**Testo del documento:**
=======
Molto amato dai tifosi, l’ex centrocampista di Avellino, Napoli, Milan e Reggiana, Nando De Napoli, combattivo, grintoso nel contrasto, non tralasciava di proporsi anche in fase offensiva, lasciando a Napoli un segno indelebile nell’era Maradona. Con il Napoli vinse due scudetti, una Coppa Italia, una Supercoppa italiana e una Coppa UEFA. Con il Milan, due scudetti e una Champions League. Disputò due Campionati Mondiali, Messico ’86 e Italia 90, e un Europeo in Germania nel 1988.
=======
**Righe grezze:**

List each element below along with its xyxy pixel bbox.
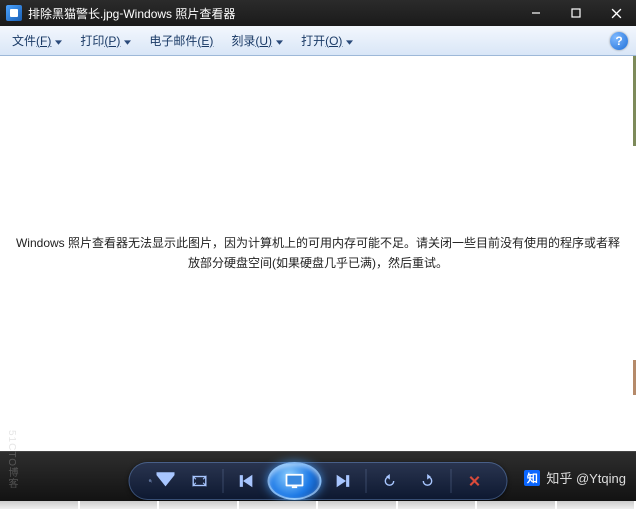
rotate-cw-button[interactable] bbox=[415, 468, 441, 494]
separator bbox=[223, 469, 224, 493]
chevron-down-icon bbox=[124, 34, 131, 48]
close-button[interactable] bbox=[596, 0, 636, 26]
menu-email-accel: (E) bbox=[197, 34, 213, 48]
menu-file[interactable]: 文件(F) bbox=[6, 30, 68, 51]
menu-open[interactable]: 打开(O) bbox=[295, 30, 359, 51]
menu-open-accel: (O) bbox=[325, 34, 342, 48]
separator bbox=[451, 469, 452, 493]
next-button[interactable] bbox=[330, 468, 356, 494]
thumbnail-peek bbox=[0, 501, 636, 509]
title-bar: 排除黑猫警长.jpg - Windows 照片查看器 bbox=[0, 0, 636, 26]
menu-burn-label: 刻录 bbox=[231, 32, 255, 49]
chevron-down-icon bbox=[157, 470, 175, 493]
menu-bar: 文件(F) 打印(P) 电子邮件(E) 刻录(U) 打开(O) ? bbox=[0, 26, 636, 56]
slideshow-button[interactable] bbox=[268, 462, 322, 500]
help-icon: ? bbox=[615, 34, 622, 48]
menu-email[interactable]: 电子邮件(E) bbox=[143, 30, 219, 51]
menu-file-accel: (F) bbox=[36, 34, 51, 48]
window-title-filename: 排除黑猫警长.jpg bbox=[28, 5, 119, 22]
zoom-button[interactable] bbox=[149, 468, 175, 494]
viewer-content: Windows 照片查看器无法显示此图片，因为计算机上的可用内存可能不足。请关闭… bbox=[0, 56, 636, 451]
error-line-2: 放部分硬盘空间(如果硬盘几乎已满)，然后重试。 bbox=[188, 256, 448, 270]
chevron-down-icon bbox=[346, 34, 353, 48]
app-icon bbox=[6, 5, 22, 21]
rotate-ccw-button[interactable] bbox=[377, 468, 403, 494]
menu-print[interactable]: 打印(P) bbox=[74, 30, 137, 51]
error-message: Windows 照片查看器无法显示此图片，因为计算机上的可用内存可能不足。请关闭… bbox=[6, 234, 630, 272]
minimize-button[interactable] bbox=[516, 0, 556, 26]
bottom-toolbar bbox=[0, 451, 636, 509]
delete-button[interactable] bbox=[462, 468, 488, 494]
menu-burn[interactable]: 刻录(U) bbox=[225, 30, 289, 51]
help-button[interactable]: ? bbox=[610, 32, 628, 50]
chevron-down-icon bbox=[276, 34, 283, 48]
menu-file-label: 文件 bbox=[12, 32, 36, 49]
fit-button[interactable] bbox=[187, 468, 213, 494]
error-line-1: Windows 照片查看器无法显示此图片，因为计算机上的可用内存可能不足。请关闭… bbox=[16, 236, 620, 250]
window-title-app: Windows 照片查看器 bbox=[123, 5, 235, 22]
menu-print-accel: (P) bbox=[104, 34, 120, 48]
menu-email-label: 电子邮件 bbox=[149, 32, 197, 49]
separator bbox=[366, 469, 367, 493]
menu-open-label: 打开 bbox=[301, 32, 325, 49]
menu-burn-accel: (U) bbox=[255, 34, 272, 48]
previous-button[interactable] bbox=[234, 468, 260, 494]
chevron-down-icon bbox=[55, 34, 62, 48]
toolbar-pill bbox=[129, 462, 508, 500]
menu-print-label: 打印 bbox=[80, 32, 104, 49]
maximize-button[interactable] bbox=[556, 0, 596, 26]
=======
**Richieste:**
A: Riscrivi sotto forma di elenco puntato il paragrafo del testo su Nando De Napoli che comincia con "Molto amato dai tifosi", conservandone i fatti principali.
B: Trascrivi parola per parola la parte del testo su Nando De Napoli che si apre con le parole "Molto amato dai" e si chiude con "Germania nel 1988.".
Le righe sono materiale a sé stante, separato dal testo.

**Elenco risposte:**
A:
- Ex centrocampista di Avellino, Napoli, Milan e Reggiana, molto amato dai tifosi.
- Combattivo e grintoso nel contrasto, si proponeva anche in fase offensiva.
- Ha lasciato a Napoli un segno indelebile nell'era Maradona.
- Con il Napoli ha vinto due scudetti, una Coppa Italia, una Supercoppa italiana e una Coppa UEFA.
- Con il Milan ha vinto due scudetti e una Champions League.
- Ha disputato due Campionati Mondiali (Messico '86 e Italia 90) e un Europeo in Germania nel 1988.

B:
Molto amato dai tifosi, l’ex centrocampista di Avellino, Napoli, Milan e Reggiana, Nando De Napoli, combattivo, grintoso nel contrasto, non tralasciava di proporsi anche in fase offensiva, lasciando a Napoli un segno indelebile nell’era Maradona. Con il Napoli vinse due scudetti, una Coppa Italia, una Supercoppa italiana e una Coppa UEFA. Con il Milan, due scudetti e una Champions League. Disputò due Campionati Mondiali, Messico ’86 e Italia 90, e un Europeo in Germania nel 1988.